>> start INFORMATION GIVEN
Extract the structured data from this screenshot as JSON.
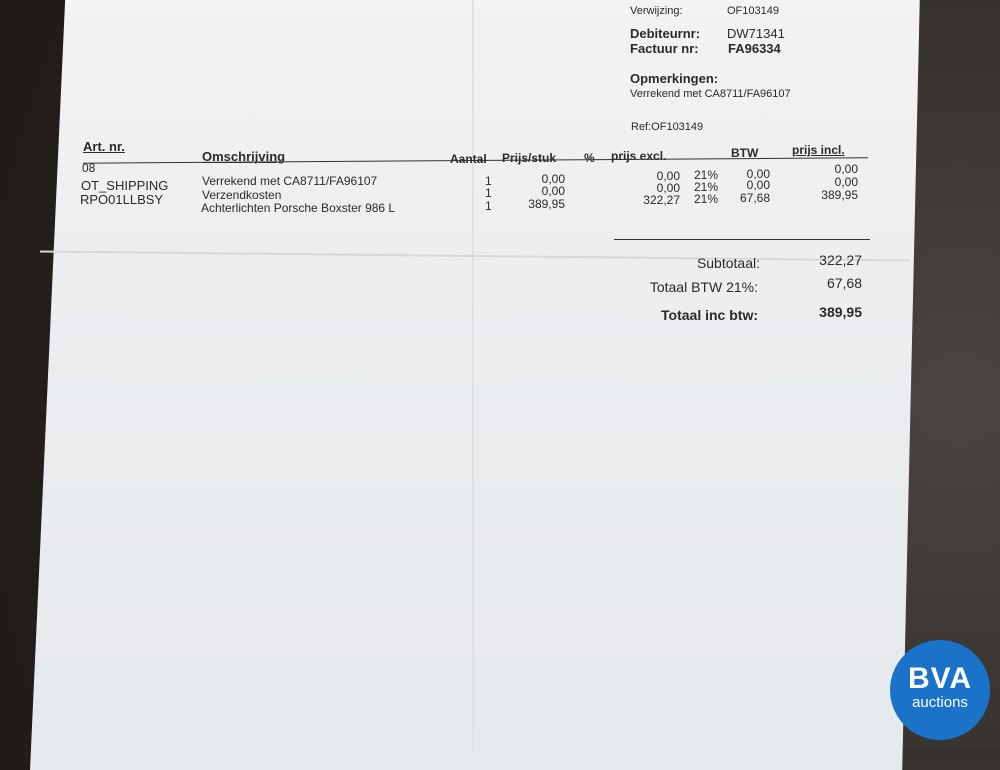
{
  "header": {
    "verwijzing_label": "Verwijzing:",
    "verwijzing_value": "OF103149",
    "debiteur_label": "Debiteurnr:",
    "debiteur_value": "DW71341",
    "factuur_label": "Factuur nr:",
    "factuur_value": "FA96334",
    "opmerkingen_label": "Opmerkingen:",
    "opmerkingen_value": "Verrekend met CA8711/FA96107",
    "ref": "Ref:OF103149"
  },
  "table": {
    "columns": [
      "Art. nr.",
      "Omschrijving",
      "Aantal",
      "Prijs/stuk",
      "%",
      "prijs excl.",
      "BTW",
      "prijs incl."
    ],
    "rows": [
      {
        "art": "08",
        "desc": "Verrekend met CA8711/FA96107",
        "qty": "1",
        "price": "0,00",
        "excl": "0,00",
        "pct": "21%",
        "btw": "0,00",
        "incl": "0,00"
      },
      {
        "art": "OT_SHIPPING",
        "desc": "Verzendkosten",
        "qty": "1",
        "price": "0,00",
        "excl": "0,00",
        "pct": "21%",
        "btw": "0,00",
        "incl": "0,00"
      },
      {
        "art": "RPO01LLBSY",
        "desc": "Achterlichten Porsche Boxster 986 L",
        "qty": "1",
        "price": "389,95",
        "excl": "322,27",
        "pct": "21%",
        "btw": "67,68",
        "incl": "389,95"
      }
    ]
  },
  "totals": {
    "subtotaal_label": "Subtotaal:",
    "subtotaal_value": "322,27",
    "btw_label": "Totaal BTW 21%:",
    "btw_value": "67,68",
    "total_label": "Totaal inc btw:",
    "total_value": "389,95"
  },
  "logo": {
    "line1": "BVA",
    "line2": "auctions",
    "color": "#1a73c9"
  }
}
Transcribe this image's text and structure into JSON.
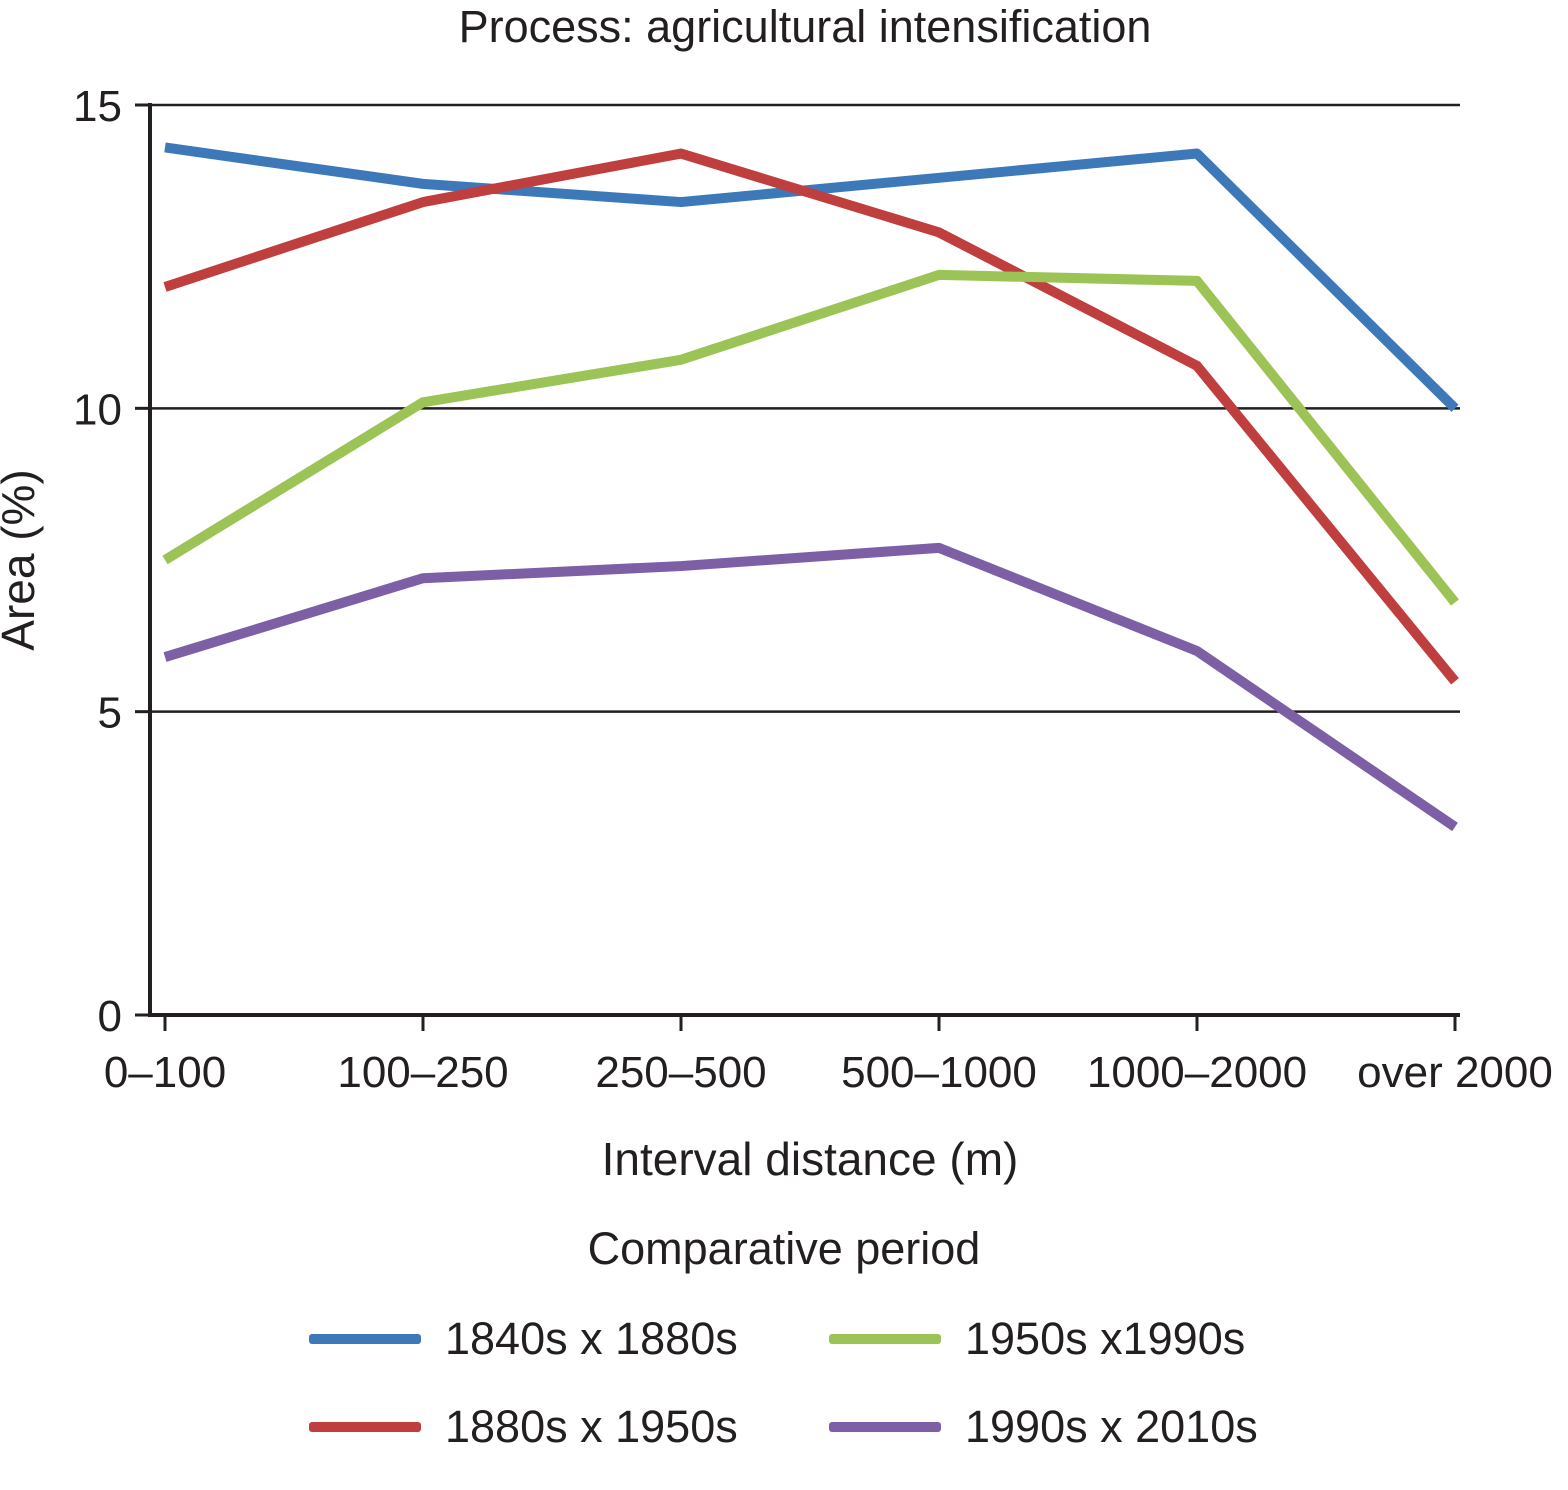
{
  "chart_data": {
    "type": "line",
    "title": "Process: agricultural intensification",
    "xlabel": "Interval distance (m)",
    "ylabel": "Area (%)",
    "ylim": [
      0,
      15
    ],
    "yticks": [
      0,
      5,
      10,
      15
    ],
    "grid": "horizontal",
    "categories": [
      "0–100",
      "100–250",
      "250–500",
      "500–1000",
      "1000–2000",
      "over 2000"
    ],
    "legend_title": "Comparative period",
    "legend_position": "bottom",
    "series": [
      {
        "name": "1840s x 1880s",
        "color": "#3d79b8",
        "values": [
          14.3,
          13.7,
          13.4,
          13.8,
          14.2,
          10.0
        ]
      },
      {
        "name": "1880s x 1950s",
        "color": "#be3f3e",
        "values": [
          12.0,
          13.4,
          14.2,
          12.9,
          10.7,
          5.5
        ]
      },
      {
        "name": "1950s x1990s",
        "color": "#9cc355",
        "values": [
          7.5,
          10.1,
          10.8,
          12.2,
          12.1,
          6.8
        ]
      },
      {
        "name": "1990s x 2010s",
        "color": "#7c5fa5",
        "values": [
          5.9,
          7.2,
          7.4,
          7.7,
          6.0,
          3.1
        ]
      }
    ],
    "legend_order": [
      0,
      2,
      1,
      3
    ]
  }
}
>> end INFORMATION GIVEN
-- WHAT YOU HAVE TO DO --
Using the listing above, work out how many of its lines include "Verrekend", and give only the result.

-- TASK SOLUTION --
2